Check every line below for the word "Глава" and show those that hold it.

*-*-*

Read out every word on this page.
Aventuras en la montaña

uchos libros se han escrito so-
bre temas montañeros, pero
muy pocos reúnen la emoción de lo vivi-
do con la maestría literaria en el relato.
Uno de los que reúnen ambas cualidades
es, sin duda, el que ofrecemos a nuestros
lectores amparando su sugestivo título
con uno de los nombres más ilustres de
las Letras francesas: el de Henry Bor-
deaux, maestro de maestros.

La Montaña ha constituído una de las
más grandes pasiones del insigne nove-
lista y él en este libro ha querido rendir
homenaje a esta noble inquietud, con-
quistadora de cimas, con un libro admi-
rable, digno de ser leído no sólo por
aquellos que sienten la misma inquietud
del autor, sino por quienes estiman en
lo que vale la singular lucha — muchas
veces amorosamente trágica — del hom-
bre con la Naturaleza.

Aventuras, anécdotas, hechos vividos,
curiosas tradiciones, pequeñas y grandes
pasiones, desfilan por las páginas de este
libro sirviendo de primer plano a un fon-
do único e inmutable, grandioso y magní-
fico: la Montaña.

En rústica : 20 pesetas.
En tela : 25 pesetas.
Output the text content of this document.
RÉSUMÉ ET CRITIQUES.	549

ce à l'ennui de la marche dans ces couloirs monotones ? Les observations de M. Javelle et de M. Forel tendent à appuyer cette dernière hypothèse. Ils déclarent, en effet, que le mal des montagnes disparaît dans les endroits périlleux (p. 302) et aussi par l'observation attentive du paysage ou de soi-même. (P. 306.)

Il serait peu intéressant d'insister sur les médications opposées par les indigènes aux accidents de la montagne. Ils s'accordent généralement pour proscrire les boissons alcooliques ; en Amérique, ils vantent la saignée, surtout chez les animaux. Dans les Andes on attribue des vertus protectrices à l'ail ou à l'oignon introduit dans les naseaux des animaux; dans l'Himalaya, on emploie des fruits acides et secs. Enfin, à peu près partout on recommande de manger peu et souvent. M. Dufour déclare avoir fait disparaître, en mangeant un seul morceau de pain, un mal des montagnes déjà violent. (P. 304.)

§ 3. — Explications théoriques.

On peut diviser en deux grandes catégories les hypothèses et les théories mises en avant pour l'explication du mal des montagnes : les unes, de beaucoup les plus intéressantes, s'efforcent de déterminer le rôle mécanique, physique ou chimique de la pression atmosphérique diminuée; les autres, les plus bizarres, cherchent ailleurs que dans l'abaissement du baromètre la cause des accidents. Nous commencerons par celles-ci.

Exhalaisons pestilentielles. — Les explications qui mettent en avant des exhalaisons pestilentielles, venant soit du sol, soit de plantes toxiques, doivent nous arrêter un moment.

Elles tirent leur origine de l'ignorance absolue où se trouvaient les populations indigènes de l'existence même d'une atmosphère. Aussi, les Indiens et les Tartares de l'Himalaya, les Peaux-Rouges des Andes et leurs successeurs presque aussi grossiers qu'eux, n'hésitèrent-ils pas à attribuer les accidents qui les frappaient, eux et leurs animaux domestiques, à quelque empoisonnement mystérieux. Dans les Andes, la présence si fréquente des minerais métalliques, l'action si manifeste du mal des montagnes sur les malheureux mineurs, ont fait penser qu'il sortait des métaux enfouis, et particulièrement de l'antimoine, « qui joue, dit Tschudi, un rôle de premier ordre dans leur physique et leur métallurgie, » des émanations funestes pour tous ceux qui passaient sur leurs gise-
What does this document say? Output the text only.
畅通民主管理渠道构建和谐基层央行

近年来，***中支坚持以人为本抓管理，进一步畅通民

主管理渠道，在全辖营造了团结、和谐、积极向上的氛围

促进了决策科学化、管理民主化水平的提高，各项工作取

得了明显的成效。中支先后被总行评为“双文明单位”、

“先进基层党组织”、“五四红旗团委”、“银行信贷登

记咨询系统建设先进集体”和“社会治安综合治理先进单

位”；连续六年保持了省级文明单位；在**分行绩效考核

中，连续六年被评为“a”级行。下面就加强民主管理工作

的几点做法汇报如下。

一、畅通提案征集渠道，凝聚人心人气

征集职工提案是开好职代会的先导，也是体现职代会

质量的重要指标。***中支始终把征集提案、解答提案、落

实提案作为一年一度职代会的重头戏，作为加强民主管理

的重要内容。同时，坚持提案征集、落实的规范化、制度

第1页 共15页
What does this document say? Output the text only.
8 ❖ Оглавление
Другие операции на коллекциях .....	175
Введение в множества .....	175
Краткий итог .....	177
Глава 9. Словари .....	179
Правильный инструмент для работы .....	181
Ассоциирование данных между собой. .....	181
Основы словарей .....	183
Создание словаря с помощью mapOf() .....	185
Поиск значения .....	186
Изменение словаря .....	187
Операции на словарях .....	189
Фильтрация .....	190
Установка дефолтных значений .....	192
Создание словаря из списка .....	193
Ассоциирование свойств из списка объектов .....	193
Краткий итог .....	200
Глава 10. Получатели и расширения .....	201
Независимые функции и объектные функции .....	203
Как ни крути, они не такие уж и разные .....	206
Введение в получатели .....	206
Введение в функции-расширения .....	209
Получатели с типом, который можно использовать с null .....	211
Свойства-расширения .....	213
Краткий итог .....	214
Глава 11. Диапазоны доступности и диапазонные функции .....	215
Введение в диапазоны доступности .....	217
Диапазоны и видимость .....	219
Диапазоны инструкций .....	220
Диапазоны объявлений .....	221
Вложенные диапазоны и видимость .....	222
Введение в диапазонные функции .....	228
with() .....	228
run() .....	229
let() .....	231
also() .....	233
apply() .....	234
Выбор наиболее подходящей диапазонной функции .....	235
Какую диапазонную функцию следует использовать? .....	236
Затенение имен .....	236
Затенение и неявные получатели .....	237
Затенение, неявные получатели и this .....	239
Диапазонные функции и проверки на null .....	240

*-*-*

> **TASK RESULT**:
Глава 9. Словари .....	179
Глава 10. Получатели и расширения .....	201
Глава 11. Диапазоны доступности и диапазонные функции .....	215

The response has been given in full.